Written problem
Where a line of the material contains the string "Единовременная", copy that line.

# Material start

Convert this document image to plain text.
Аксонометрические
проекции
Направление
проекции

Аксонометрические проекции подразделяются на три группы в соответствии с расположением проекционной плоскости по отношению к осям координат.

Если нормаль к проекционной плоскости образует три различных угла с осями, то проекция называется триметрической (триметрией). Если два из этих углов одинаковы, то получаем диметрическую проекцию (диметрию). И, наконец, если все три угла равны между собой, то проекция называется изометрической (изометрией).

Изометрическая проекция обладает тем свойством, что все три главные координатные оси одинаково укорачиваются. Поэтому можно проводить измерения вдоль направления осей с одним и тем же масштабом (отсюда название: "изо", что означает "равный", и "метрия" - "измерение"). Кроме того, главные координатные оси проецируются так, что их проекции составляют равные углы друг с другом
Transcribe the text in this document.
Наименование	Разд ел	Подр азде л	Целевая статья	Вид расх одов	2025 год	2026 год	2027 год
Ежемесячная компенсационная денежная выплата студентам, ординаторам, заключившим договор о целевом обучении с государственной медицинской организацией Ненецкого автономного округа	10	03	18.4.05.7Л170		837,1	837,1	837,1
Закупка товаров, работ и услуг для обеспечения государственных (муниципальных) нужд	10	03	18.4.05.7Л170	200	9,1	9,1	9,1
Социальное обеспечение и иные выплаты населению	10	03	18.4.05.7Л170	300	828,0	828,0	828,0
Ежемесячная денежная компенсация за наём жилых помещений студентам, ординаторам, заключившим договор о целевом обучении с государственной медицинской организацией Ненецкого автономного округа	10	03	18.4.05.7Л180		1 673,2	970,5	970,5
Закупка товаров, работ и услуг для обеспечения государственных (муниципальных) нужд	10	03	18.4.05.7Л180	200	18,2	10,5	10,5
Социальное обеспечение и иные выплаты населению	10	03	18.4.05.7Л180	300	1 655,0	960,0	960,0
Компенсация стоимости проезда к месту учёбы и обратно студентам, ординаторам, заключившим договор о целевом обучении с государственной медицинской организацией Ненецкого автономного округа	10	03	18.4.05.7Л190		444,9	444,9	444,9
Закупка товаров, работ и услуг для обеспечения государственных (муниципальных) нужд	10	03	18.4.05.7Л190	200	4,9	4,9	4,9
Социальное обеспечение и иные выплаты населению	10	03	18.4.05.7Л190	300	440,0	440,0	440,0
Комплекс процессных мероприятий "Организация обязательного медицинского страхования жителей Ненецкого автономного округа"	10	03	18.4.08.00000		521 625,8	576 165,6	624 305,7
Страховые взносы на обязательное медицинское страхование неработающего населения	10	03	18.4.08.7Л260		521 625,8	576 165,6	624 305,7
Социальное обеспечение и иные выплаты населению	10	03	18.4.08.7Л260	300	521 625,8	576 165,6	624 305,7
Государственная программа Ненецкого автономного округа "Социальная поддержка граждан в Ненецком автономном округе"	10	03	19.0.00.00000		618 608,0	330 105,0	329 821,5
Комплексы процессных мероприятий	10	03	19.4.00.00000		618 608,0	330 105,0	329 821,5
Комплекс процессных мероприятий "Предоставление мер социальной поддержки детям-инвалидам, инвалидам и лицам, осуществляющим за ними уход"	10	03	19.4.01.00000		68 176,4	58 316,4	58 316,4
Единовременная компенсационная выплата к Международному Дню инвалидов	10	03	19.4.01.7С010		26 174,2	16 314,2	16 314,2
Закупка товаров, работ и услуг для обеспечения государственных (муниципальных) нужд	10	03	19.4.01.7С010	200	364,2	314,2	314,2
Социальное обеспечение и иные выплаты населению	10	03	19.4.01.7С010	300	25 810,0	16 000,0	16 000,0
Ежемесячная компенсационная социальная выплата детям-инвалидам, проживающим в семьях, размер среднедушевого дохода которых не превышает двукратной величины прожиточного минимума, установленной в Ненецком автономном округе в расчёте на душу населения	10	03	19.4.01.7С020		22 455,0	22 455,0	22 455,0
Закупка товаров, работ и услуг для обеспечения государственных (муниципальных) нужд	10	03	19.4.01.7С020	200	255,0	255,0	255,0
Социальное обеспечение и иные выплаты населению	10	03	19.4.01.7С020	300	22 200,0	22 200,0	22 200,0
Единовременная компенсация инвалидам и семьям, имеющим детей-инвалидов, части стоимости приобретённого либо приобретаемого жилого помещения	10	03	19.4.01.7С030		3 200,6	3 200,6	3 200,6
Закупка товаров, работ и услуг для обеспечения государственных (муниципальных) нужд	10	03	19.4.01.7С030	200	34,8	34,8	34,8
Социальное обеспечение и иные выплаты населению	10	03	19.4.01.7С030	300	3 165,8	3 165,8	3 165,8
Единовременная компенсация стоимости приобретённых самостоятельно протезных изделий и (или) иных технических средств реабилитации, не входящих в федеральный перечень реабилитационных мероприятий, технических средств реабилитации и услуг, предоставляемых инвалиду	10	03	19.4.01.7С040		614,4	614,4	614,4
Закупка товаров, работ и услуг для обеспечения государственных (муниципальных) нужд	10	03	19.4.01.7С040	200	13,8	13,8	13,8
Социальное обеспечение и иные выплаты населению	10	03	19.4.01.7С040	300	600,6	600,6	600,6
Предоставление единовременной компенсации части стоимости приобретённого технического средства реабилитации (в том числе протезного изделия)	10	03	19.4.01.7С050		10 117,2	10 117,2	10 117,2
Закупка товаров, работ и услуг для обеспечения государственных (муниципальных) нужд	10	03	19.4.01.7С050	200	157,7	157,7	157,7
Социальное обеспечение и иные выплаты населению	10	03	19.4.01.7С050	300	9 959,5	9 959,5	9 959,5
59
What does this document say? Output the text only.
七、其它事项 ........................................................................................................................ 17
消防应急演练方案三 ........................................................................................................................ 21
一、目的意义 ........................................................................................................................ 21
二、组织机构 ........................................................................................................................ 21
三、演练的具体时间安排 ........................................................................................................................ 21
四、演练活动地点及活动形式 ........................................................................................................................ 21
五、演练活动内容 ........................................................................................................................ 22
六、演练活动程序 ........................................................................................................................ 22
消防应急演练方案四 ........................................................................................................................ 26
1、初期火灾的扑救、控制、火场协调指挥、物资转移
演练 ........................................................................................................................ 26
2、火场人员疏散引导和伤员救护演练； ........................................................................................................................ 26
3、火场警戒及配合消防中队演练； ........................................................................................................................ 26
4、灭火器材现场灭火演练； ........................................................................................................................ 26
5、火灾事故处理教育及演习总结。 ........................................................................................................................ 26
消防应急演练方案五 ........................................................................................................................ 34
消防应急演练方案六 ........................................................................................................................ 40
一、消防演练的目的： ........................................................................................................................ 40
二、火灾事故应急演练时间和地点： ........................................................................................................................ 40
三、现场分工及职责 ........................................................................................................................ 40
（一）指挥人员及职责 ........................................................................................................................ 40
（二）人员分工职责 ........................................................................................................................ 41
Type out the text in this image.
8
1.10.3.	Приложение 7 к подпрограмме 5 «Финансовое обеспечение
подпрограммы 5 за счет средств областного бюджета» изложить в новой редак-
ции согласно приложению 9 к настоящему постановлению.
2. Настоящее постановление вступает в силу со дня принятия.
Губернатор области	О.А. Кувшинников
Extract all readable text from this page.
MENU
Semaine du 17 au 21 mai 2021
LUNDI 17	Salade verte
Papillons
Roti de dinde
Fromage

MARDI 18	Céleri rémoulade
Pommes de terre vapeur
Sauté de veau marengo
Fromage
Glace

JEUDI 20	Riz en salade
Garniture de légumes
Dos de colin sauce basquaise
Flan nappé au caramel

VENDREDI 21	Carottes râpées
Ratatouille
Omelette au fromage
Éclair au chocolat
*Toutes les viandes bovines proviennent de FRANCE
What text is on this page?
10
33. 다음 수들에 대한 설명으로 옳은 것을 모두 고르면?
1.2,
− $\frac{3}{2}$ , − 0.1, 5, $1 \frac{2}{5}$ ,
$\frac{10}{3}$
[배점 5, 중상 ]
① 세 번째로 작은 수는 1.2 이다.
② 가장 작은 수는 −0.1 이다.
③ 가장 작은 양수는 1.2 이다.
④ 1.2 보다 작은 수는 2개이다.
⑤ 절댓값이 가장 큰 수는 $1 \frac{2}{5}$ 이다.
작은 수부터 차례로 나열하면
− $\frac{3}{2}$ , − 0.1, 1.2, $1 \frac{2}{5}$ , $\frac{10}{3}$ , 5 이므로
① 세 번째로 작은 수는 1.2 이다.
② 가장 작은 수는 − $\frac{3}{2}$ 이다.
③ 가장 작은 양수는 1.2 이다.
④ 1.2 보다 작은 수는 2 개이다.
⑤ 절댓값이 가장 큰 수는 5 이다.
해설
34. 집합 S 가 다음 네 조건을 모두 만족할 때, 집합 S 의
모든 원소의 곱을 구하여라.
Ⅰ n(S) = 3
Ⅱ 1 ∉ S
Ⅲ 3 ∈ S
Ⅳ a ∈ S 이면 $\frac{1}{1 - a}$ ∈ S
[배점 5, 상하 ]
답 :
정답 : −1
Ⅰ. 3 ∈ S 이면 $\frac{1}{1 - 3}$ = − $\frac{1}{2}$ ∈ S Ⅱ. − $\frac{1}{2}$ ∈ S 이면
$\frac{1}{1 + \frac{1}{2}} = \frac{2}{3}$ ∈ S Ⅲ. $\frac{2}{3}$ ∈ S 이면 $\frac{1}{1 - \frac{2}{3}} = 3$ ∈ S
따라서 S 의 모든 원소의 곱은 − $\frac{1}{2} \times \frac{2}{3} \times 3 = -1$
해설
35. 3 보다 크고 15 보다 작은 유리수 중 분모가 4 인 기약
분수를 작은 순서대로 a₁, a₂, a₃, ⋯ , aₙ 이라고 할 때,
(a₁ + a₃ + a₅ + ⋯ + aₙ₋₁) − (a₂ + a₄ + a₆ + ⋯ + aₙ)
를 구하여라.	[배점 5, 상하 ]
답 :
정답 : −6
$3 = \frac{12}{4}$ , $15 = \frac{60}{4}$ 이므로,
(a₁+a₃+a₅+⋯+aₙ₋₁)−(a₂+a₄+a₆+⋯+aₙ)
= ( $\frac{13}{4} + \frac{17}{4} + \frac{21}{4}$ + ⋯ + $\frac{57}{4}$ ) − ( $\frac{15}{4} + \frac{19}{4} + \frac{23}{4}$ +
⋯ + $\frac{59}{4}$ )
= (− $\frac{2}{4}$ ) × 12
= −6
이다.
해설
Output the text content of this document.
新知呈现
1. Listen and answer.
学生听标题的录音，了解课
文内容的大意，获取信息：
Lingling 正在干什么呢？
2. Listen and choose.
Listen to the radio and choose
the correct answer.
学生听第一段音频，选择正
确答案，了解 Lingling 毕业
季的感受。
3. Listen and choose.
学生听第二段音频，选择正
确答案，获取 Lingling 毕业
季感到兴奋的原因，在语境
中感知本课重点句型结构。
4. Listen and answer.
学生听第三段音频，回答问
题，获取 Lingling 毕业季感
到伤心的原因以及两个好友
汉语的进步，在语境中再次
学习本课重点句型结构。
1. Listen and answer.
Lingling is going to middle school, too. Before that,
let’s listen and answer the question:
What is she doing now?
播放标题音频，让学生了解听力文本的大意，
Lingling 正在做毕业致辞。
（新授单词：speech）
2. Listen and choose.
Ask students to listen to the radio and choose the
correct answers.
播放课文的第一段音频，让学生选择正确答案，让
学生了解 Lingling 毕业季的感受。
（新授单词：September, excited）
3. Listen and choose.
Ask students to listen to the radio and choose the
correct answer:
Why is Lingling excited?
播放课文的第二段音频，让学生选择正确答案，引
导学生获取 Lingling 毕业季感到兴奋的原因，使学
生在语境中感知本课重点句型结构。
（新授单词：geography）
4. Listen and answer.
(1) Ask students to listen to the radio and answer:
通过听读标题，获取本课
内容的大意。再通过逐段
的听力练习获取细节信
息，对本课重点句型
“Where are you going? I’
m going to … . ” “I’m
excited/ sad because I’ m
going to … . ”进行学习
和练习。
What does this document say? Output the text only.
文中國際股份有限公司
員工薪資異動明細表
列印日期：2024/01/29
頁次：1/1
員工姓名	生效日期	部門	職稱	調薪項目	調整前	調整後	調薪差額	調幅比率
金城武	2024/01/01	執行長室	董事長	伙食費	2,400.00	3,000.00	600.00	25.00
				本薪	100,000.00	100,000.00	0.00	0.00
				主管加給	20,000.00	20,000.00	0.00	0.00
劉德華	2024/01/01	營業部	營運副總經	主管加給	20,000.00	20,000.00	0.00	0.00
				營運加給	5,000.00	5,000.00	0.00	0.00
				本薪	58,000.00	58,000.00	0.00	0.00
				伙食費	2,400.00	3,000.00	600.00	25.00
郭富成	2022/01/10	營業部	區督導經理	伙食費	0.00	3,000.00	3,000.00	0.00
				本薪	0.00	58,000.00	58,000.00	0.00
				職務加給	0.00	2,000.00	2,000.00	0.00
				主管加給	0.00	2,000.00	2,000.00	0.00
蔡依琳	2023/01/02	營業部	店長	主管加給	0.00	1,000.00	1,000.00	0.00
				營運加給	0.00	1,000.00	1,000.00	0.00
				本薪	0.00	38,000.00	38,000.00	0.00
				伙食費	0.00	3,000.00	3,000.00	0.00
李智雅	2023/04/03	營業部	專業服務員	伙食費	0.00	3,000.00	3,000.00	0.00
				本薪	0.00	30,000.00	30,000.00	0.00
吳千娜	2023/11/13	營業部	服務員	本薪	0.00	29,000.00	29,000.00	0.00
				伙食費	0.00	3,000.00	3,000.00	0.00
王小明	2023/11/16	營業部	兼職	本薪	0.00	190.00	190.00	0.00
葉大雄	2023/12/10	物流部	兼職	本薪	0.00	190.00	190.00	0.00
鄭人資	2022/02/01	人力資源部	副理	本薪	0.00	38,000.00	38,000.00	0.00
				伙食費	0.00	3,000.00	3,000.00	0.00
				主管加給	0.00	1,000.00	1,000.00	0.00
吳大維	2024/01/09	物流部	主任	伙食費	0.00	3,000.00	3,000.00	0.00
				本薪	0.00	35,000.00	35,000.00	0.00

# Material end

Solution for this exercise
Единовременная компенсационная выплата к Международному Дню инвалидов	10	03	19.4.01.7С010		26 174,2	16 314,2	16 314,2
Единовременная компенсация инвалидам и семьям, имеющим детей-инвалидов, части стоимости приобретённого либо приобретаемого жилого помещения	10	03	19.4.01.7С030		3 200,6	3 200,6	3 200,6
Единовременная компенсация стоимости приобретённых самостоятельно протезных изделий и (или) иных технических средств реабилитации, не входящих в федеральный перечень реабилитационных мероприятий, технических средств реабилитации и услуг, предоставляемых инвалиду	10	03	19.4.01.7С040		614,4	614,4	614,4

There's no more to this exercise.